Figure dataset records:
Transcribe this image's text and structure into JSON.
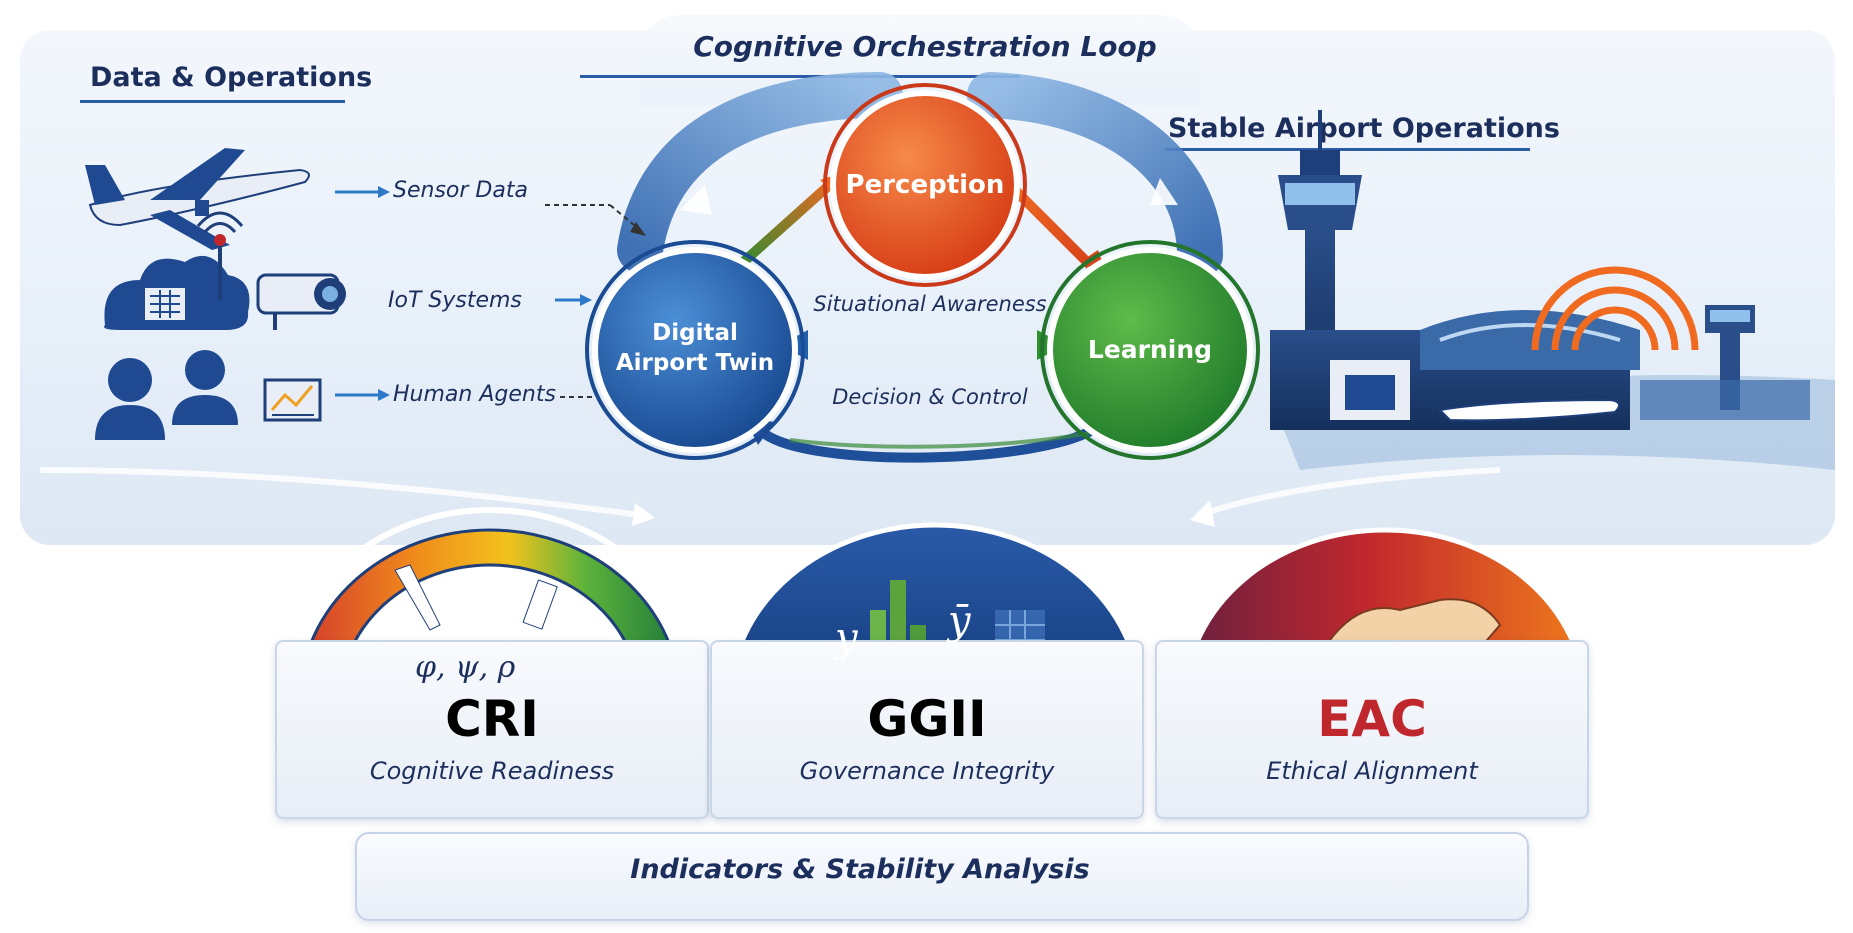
{
  "sections": {
    "left_title": "Data & Operations",
    "center_title": "Cognitive Orchestration Loop",
    "right_title": "Stable Airport Operations"
  },
  "sources": [
    {
      "label": "Sensor Data",
      "icon": "airplane-icon"
    },
    {
      "label": "IoT Systems",
      "icon": "cloud-camera-icon"
    },
    {
      "label": "Human Agents",
      "icon": "people-icon"
    }
  ],
  "loop": {
    "perception": "Perception",
    "twin_line1": "Digital",
    "twin_line2": "Airport Twin",
    "learning": "Learning",
    "awareness": "Situational Awareness",
    "decision": "Decision & Control"
  },
  "indicators": [
    {
      "code": "CRI",
      "name": "Cognitive Readiness",
      "symbols": "φ, ψ, ρ",
      "code_color": "#1c2e5c"
    },
    {
      "code": "GGII",
      "name": "Governance Integrity",
      "symbols_left": "y",
      "symbols_right": "ȳ",
      "code_color": "#1c2e5c"
    },
    {
      "code": "EAC",
      "name": "Ethical Alignment",
      "code_color": "#c0272d"
    }
  ],
  "footer": {
    "label": "Indicators & Stability Analysis"
  },
  "colors": {
    "navy": "#1c2e5c",
    "perception": "#e84a1c",
    "twin": "#1f5fae",
    "learning": "#2e8f2e",
    "eac_red": "#c0272d"
  }
}
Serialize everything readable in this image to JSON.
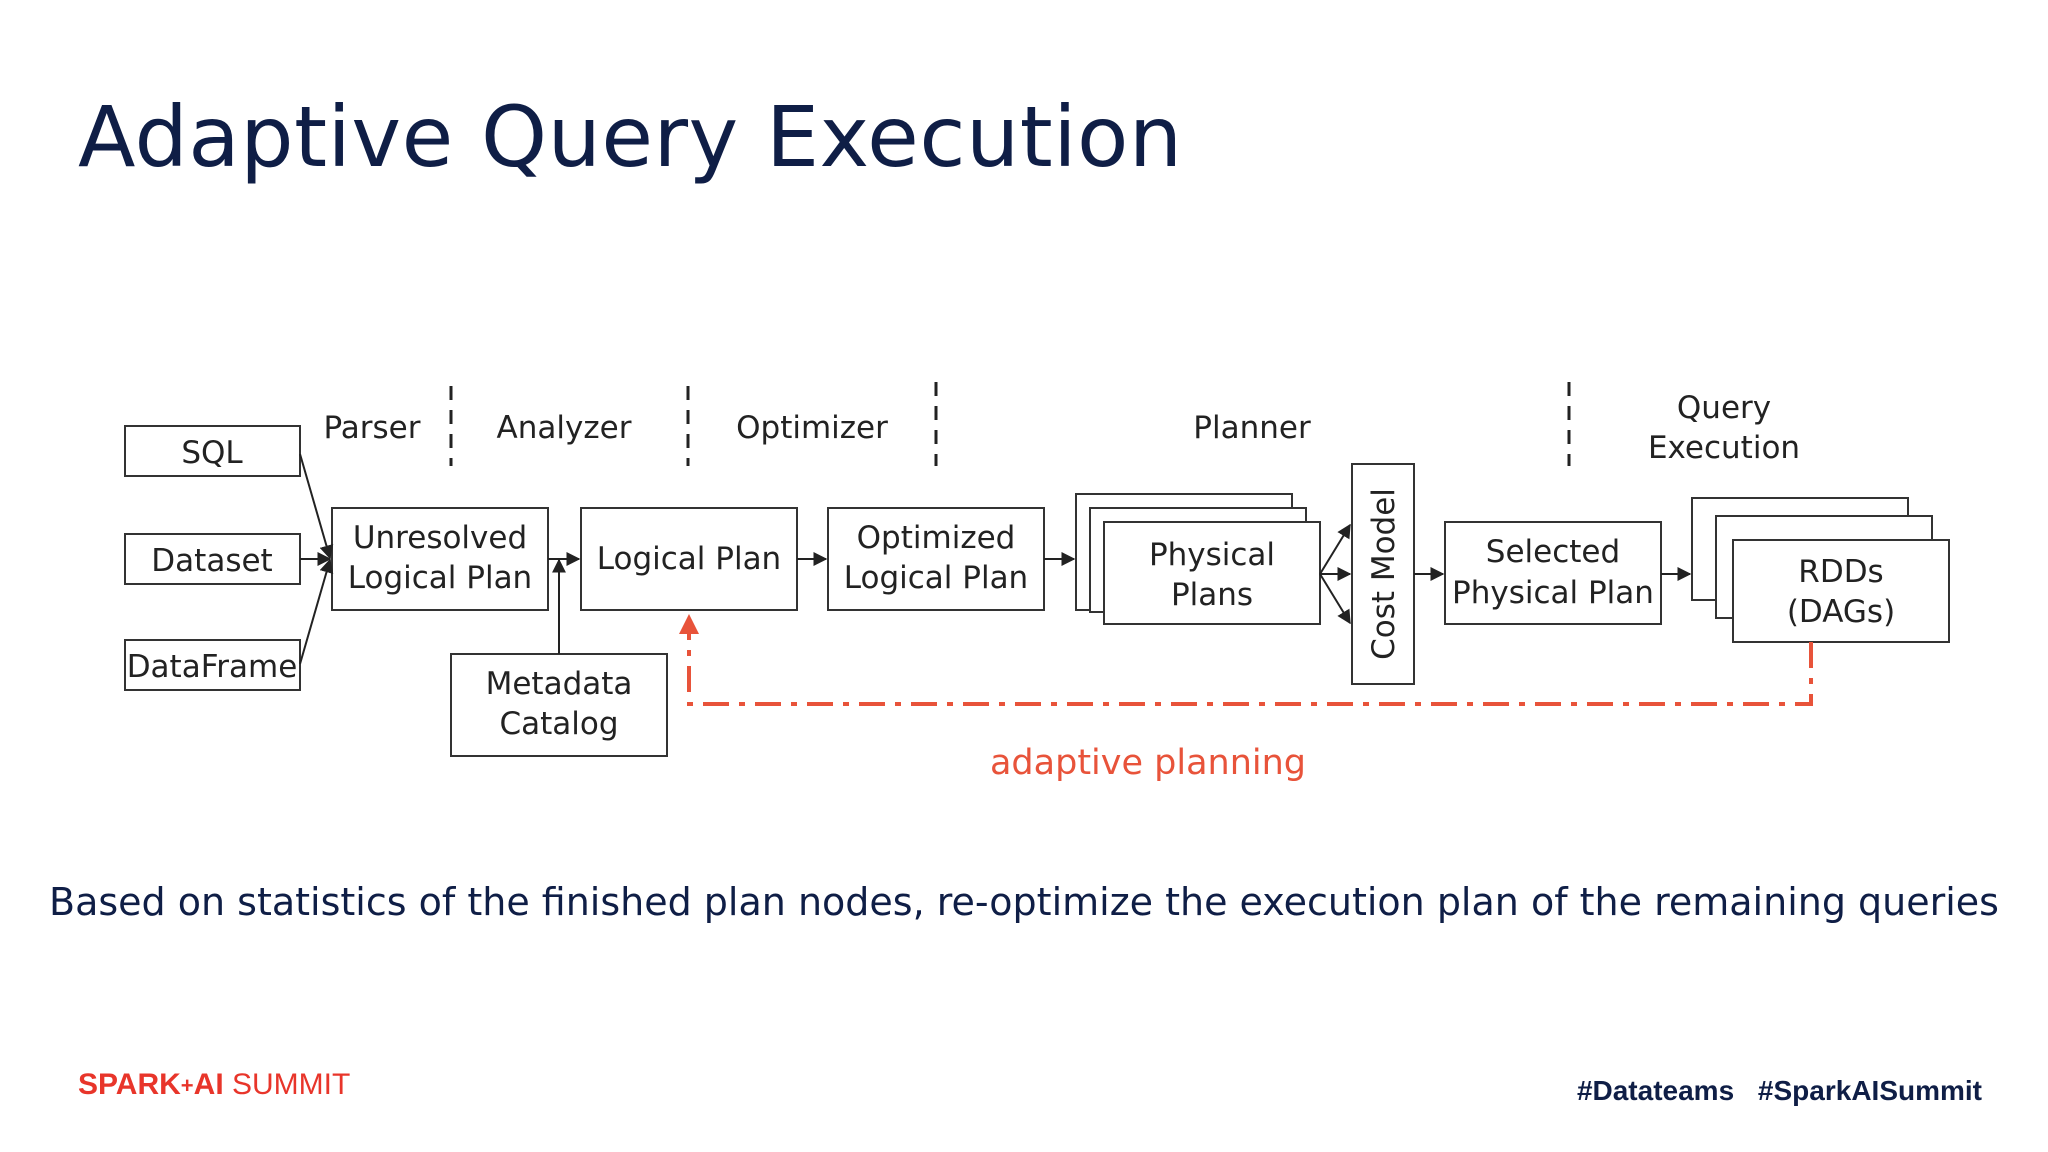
{
  "title": "Adaptive Query Execution",
  "subtitle": "Based on statistics of the finished plan nodes, re-optimize the execution plan of the remaining queries",
  "diagram": {
    "stages": {
      "parser": "Parser",
      "analyzer": "Analyzer",
      "optimizer": "Optimizer",
      "planner": "Planner",
      "query_execution_line1": "Query",
      "query_execution_line2": "Execution"
    },
    "inputs": {
      "sql": "SQL",
      "dataset": "Dataset",
      "dataframe": "DataFrame"
    },
    "nodes": {
      "unresolved_line1": "Unresolved",
      "unresolved_line2": "Logical Plan",
      "logical_plan": "Logical Plan",
      "optimized_line1": "Optimized",
      "optimized_line2": "Logical Plan",
      "metadata_line1": "Metadata",
      "metadata_line2": "Catalog",
      "physical_line1": "Physical",
      "physical_line2": "Plans",
      "cost_model": "Cost Model",
      "selected_line1": "Selected",
      "selected_line2": "Physical Plan",
      "rdds_line1": "RDDs",
      "rdds_line2": "(DAGs)"
    },
    "feedback_label": "adaptive planning",
    "colors": {
      "feedback": "#e8533a",
      "text": "#0f1e46",
      "box": "#333333"
    }
  },
  "footer": {
    "brand_spark": "SPARK",
    "brand_plus": "+",
    "brand_ai": "AI",
    "brand_summit": " SUMMIT",
    "tag1": "#Datateams",
    "tag2": "#SparkAISummit"
  }
}
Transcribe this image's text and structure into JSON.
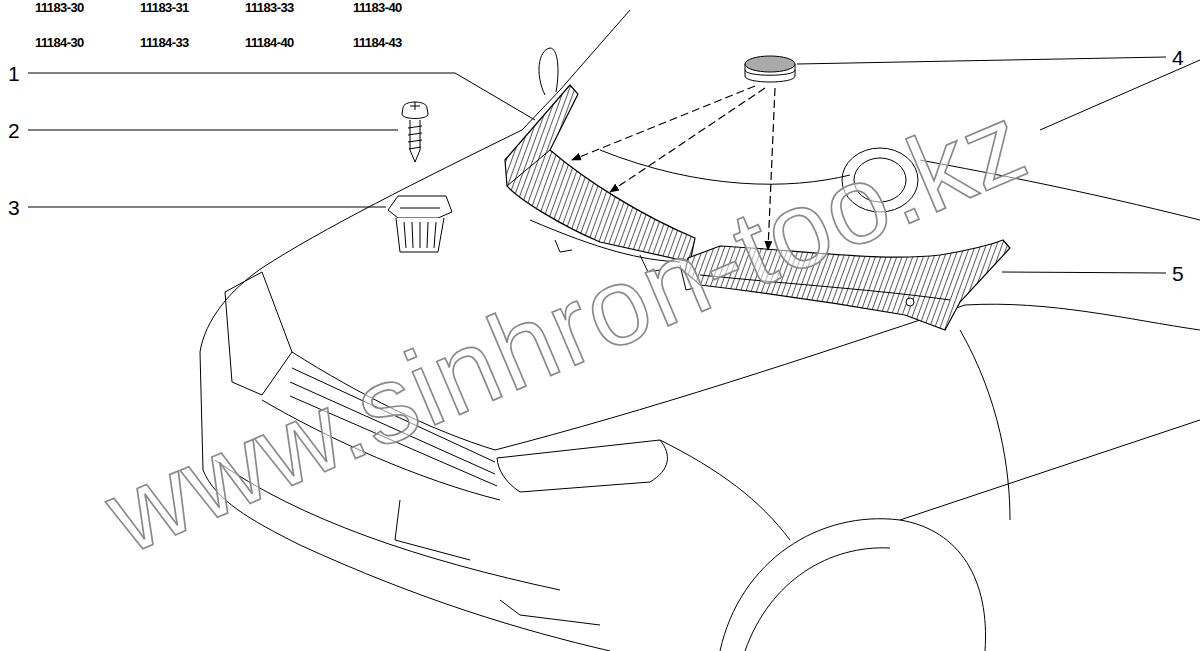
{
  "diagram": {
    "labels": [
      "11183-30",
      "11183-31",
      "11183-33",
      "11183-40",
      "11184-30",
      "11184-33",
      "11184-40",
      "11184-43",
      "1",
      "2",
      "3",
      "4",
      "5",
      "www.sinhron-too.kz"
    ]
  }
}
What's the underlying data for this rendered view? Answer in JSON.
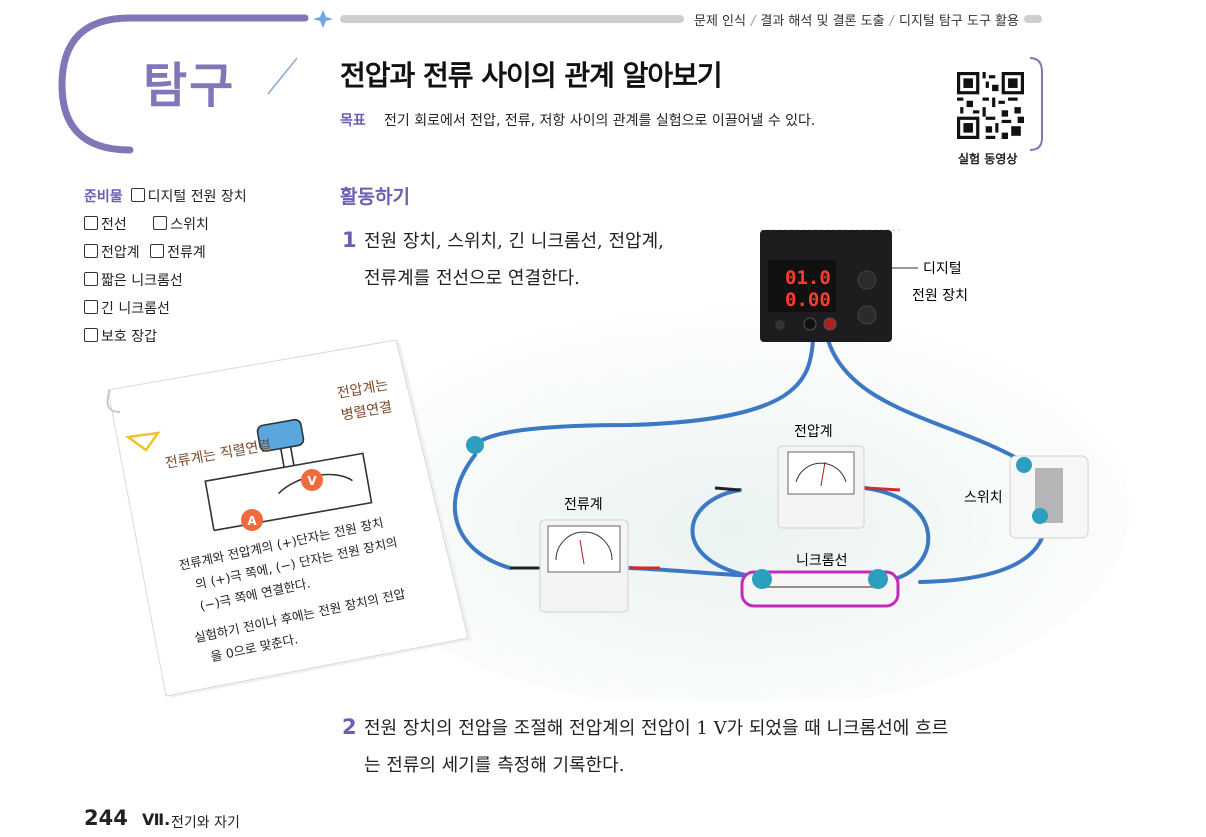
{
  "breadcrumbs": [
    "문제 인식",
    "결과 해석 및 결론 도출",
    "디지털 탐구 도구 활용"
  ],
  "tag": "탐구",
  "title": "전압과 전류 사이의 관계 알아보기",
  "goal": {
    "label": "목표",
    "text": "전기 회로에서 전압, 전류, 저항 사이의 관계를 실험으로 이끌어낼 수 있다."
  },
  "qr": {
    "caption": "실험 동영상",
    "icon": "qr-code-icon"
  },
  "materials": {
    "label": "준비물",
    "items": [
      "디지털 전원 장치",
      "전선",
      "스위치",
      "전압계",
      "전류계",
      "짧은 니크롬선",
      "긴 니크롬선",
      "보호 장갑"
    ]
  },
  "activity": {
    "heading": "활동하기",
    "steps": [
      {
        "num": "1",
        "line1": "전원 장치, 스위치, 긴 니크롬선, 전압계,",
        "line2": "전류계를 전선으로 연결한다."
      },
      {
        "num": "2",
        "line1": "전원 장치의 전압을 조절해 전압계의 전압이 1 V가 되었을 때 니크롬선에 흐르",
        "line2": "는 전류의 세기를 측정해 기록한다."
      }
    ]
  },
  "figure": {
    "power_label_1": "디지털",
    "power_label_2": "전원 장치",
    "voltmeter_label": "전압계",
    "ammeter_label": "전류계",
    "switch_label": "스위치",
    "nichrome_label": "니크롬선",
    "display_voltage": "01.0",
    "display_current": "0.00"
  },
  "note": {
    "voltmeter_hint_1": "전압계는",
    "voltmeter_hint_2": "병렬연결",
    "ammeter_hint": "전류계는 직렬연결",
    "meter_v": "V",
    "meter_a": "A",
    "bullet1_l1": "전류계와 전압계의 (+)단자는 전원 장치",
    "bullet1_l2": "의 (+)극 쪽에, (−) 단자는 전원 장치의",
    "bullet1_l3": "(−)극 쪽에 연결한다.",
    "bullet2_l1": "실험하기 전이나 후에는 전원 장치의 전압",
    "bullet2_l2": "을 0으로 맞춘다."
  },
  "footer": {
    "page": "244",
    "chapter_num": "Ⅶ.",
    "chapter_title": "전기와 자기"
  },
  "colors": {
    "accent": "#6c5fb2",
    "tag": "#8076b8",
    "wire": "#3d78c4",
    "red": "#d02a2a"
  }
}
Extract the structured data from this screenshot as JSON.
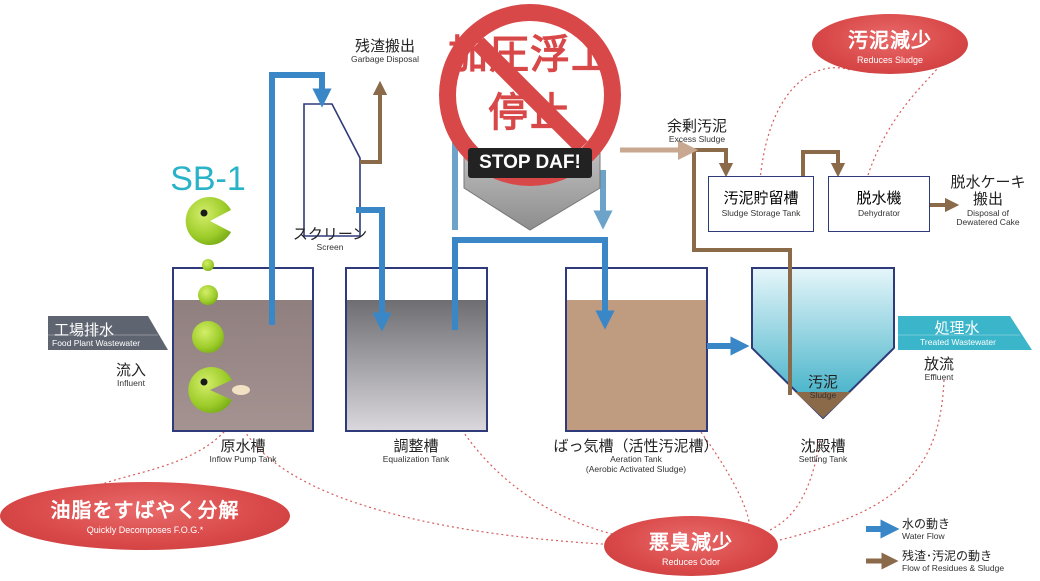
{
  "sb1": {
    "label": "SB-1"
  },
  "stop_sign": {
    "line1": "加圧浮上",
    "line2": "停止",
    "banner": "STOP DAF!"
  },
  "nodes": {
    "garbage": {
      "jp": "残渣搬出",
      "en": "Garbage Disposal"
    },
    "screen": {
      "jp": "スクリーン",
      "en": "Screen"
    },
    "excess": {
      "jp": "余剰汚泥",
      "en": "Excess Sludge"
    },
    "storage": {
      "jp": "汚泥貯留槽",
      "en": "Sludge Storage Tank"
    },
    "dehydrator": {
      "jp": "脱水機",
      "en": "Dehydrator"
    },
    "cake": {
      "jp1": "脱水ケーキ",
      "jp2": "搬出",
      "en1": "Disposal of",
      "en2": "Dewatered Cake"
    },
    "food_plant": {
      "jp": "工場排水",
      "en": "Food Plant Wastewater"
    },
    "influent": {
      "jp": "流入",
      "en": "Influent"
    },
    "inflow_tank": {
      "jp": "原水槽",
      "en": "Inflow Pump Tank"
    },
    "equalization": {
      "jp": "調整槽",
      "en": "Equalization Tank"
    },
    "aeration": {
      "jp": "ばっ気槽（活性汚泥槽）",
      "en1": "Aeration Tank",
      "en2": "(Aerobic Activated Sludge)"
    },
    "settling": {
      "jp": "沈殿槽",
      "en": "Settling Tank"
    },
    "sludge": {
      "jp": "汚泥",
      "en": "Sludge"
    },
    "treated": {
      "jp": "処理水",
      "en": "Treated Wastewater"
    },
    "effluent": {
      "jp": "放流",
      "en": "Effluent"
    }
  },
  "bubbles": {
    "reduces_sludge": {
      "jp": "汚泥減少",
      "en": "Reduces Sludge"
    },
    "fog": {
      "jp": "油脂をすばやく分解",
      "en": "Quickly Decomposes F.O.G.*"
    },
    "odor": {
      "jp": "悪臭減少",
      "en": "Reduces Odor"
    }
  },
  "legend": {
    "water": {
      "jp": "水の動き",
      "en": "Water Flow"
    },
    "residue": {
      "jp": "残渣･汚泥の動き",
      "en": "Flow of Residues & Sludge"
    }
  },
  "colors": {
    "water": "#3a87c8",
    "residue": "#8b6a4a",
    "accent": "#d94848",
    "sb1": "#29b3c9",
    "treated": "#3ab5c9",
    "frame": "#2f3a7a"
  }
}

→ **WHAT IS NEEDED**
Reproduce every line from the entries that holds the word "learning".

→ **TASK RESPONSE**
    "learning": "Learning",
    "learning": "#2e8f2e",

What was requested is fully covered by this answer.